*Dataset entries*.

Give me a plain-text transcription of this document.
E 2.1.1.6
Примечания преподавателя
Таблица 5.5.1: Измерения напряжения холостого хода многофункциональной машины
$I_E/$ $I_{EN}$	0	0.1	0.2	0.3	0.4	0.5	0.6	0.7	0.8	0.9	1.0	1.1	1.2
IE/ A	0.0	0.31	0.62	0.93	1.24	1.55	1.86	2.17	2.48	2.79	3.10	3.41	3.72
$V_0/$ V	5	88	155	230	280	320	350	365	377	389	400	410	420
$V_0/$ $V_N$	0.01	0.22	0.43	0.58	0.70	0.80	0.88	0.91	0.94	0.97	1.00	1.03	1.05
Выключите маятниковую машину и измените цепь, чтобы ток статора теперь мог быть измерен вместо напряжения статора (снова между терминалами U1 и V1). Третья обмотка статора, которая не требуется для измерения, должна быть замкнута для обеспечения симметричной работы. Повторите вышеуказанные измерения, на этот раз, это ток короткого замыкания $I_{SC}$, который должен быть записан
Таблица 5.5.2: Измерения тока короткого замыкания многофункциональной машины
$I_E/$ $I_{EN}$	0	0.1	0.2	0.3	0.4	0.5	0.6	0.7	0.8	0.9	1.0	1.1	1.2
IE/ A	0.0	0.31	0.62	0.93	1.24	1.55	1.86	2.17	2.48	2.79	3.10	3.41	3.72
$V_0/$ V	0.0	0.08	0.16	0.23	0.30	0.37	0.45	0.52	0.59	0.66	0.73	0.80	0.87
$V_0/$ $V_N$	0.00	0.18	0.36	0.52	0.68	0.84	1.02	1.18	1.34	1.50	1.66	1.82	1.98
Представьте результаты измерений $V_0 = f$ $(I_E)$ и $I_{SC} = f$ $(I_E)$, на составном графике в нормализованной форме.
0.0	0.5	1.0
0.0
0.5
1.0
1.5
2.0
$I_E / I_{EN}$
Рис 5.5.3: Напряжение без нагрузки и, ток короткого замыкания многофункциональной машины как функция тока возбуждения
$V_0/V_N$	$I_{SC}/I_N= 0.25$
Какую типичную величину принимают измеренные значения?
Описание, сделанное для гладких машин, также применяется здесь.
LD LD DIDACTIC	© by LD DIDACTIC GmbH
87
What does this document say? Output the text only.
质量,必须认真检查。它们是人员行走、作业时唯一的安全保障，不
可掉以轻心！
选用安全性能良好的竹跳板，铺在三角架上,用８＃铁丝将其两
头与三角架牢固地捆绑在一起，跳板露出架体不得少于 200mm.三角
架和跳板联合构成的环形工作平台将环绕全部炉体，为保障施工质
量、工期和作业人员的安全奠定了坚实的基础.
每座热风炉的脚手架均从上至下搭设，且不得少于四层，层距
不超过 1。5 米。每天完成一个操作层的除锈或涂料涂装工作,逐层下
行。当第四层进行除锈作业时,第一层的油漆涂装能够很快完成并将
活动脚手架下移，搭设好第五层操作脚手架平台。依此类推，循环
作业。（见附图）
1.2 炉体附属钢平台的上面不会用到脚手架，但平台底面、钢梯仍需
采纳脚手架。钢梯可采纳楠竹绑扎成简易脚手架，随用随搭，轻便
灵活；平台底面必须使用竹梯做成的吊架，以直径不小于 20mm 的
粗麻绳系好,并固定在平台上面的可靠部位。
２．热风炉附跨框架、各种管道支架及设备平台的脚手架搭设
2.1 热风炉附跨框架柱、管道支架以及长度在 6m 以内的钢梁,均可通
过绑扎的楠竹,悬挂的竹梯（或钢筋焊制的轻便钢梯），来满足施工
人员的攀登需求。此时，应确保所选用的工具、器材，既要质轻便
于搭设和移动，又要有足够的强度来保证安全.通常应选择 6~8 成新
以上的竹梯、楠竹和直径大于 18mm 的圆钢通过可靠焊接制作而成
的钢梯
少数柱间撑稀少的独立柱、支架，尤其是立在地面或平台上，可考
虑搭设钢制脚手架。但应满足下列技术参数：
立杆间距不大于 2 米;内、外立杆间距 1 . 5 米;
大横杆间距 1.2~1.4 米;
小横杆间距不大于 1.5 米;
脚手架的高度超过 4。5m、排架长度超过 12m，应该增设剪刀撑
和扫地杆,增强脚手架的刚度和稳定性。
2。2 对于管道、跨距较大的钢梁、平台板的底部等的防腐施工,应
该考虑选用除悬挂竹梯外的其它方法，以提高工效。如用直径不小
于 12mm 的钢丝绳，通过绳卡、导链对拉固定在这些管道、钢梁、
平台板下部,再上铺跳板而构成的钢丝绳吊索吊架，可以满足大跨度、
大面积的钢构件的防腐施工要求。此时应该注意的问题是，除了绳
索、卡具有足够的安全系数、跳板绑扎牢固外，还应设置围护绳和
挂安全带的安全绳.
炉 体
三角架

*Stated problem*.
From the line that contains "What does this" down to the last line of the listing above, repeat each line exactly, and include nothing else.

*Result of the task*.
What does this document say? Output the text only.
质量,必须认真检查。它们是人员行走、作业时唯一的安全保障，不
可掉以轻心！
选用安全性能良好的竹跳板，铺在三角架上,用８＃铁丝将其两
头与三角架牢固地捆绑在一起，跳板露出架体不得少于 200mm.三角
架和跳板联合构成的环形工作平台将环绕全部炉体，为保障施工质
量、工期和作业人员的安全奠定了坚实的基础.
每座热风炉的脚手架均从上至下搭设，且不得少于四层，层距
不超过 1。5 米。每天完成一个操作层的除锈或涂料涂装工作,逐层下
行。当第四层进行除锈作业时,第一层的油漆涂装能够很快完成并将
活动脚手架下移，搭设好第五层操作脚手架平台。依此类推，循环
作业。（见附图）
1.2 炉体附属钢平台的上面不会用到脚手架，但平台底面、钢梯仍需
采纳脚手架。钢梯可采纳楠竹绑扎成简易脚手架，随用随搭，轻便
灵活；平台底面必须使用竹梯做成的吊架，以直径不小于 20mm 的
粗麻绳系好,并固定在平台上面的可靠部位。
２．热风炉附跨框架、各种管道支架及设备平台的脚手架搭设
2.1 热风炉附跨框架柱、管道支架以及长度在 6m 以内的钢梁,均可通
过绑扎的楠竹,悬挂的竹梯（或钢筋焊制的轻便钢梯），来满足施工
人员的攀登需求。此时，应确保所选用的工具、器材，既要质轻便
于搭设和移动，又要有足够的强度来保证安全.通常应选择 6~8 成新
以上的竹梯、楠竹和直径大于 18mm 的圆钢通过可靠焊接制作而成
的钢梯
少数柱间撑稀少的独立柱、支架，尤其是立在地面或平台上，可考
虑搭设钢制脚手架。但应满足下列技术参数：
立杆间距不大于 2 米;内、外立杆间距 1 . 5 米;
大横杆间距 1.2~1.4 米;
小横杆间距不大于 1.5 米;
脚手架的高度超过 4。5m、排架长度超过 12m，应该增设剪刀撑
和扫地杆,增强脚手架的刚度和稳定性。
2。2 对于管道、跨距较大的钢梁、平台板的底部等的防腐施工,应
该考虑选用除悬挂竹梯外的其它方法，以提高工效。如用直径不小
于 12mm 的钢丝绳，通过绳卡、导链对拉固定在这些管道、钢梁、
平台板下部,再上铺跳板而构成的钢丝绳吊索吊架，可以满足大跨度、
大面积的钢构件的防腐施工要求。此时应该注意的问题是，除了绳
索、卡具有足够的安全系数、跳板绑扎牢固外，还应设置围护绳和
挂安全带的安全绳.
炉 体
三角架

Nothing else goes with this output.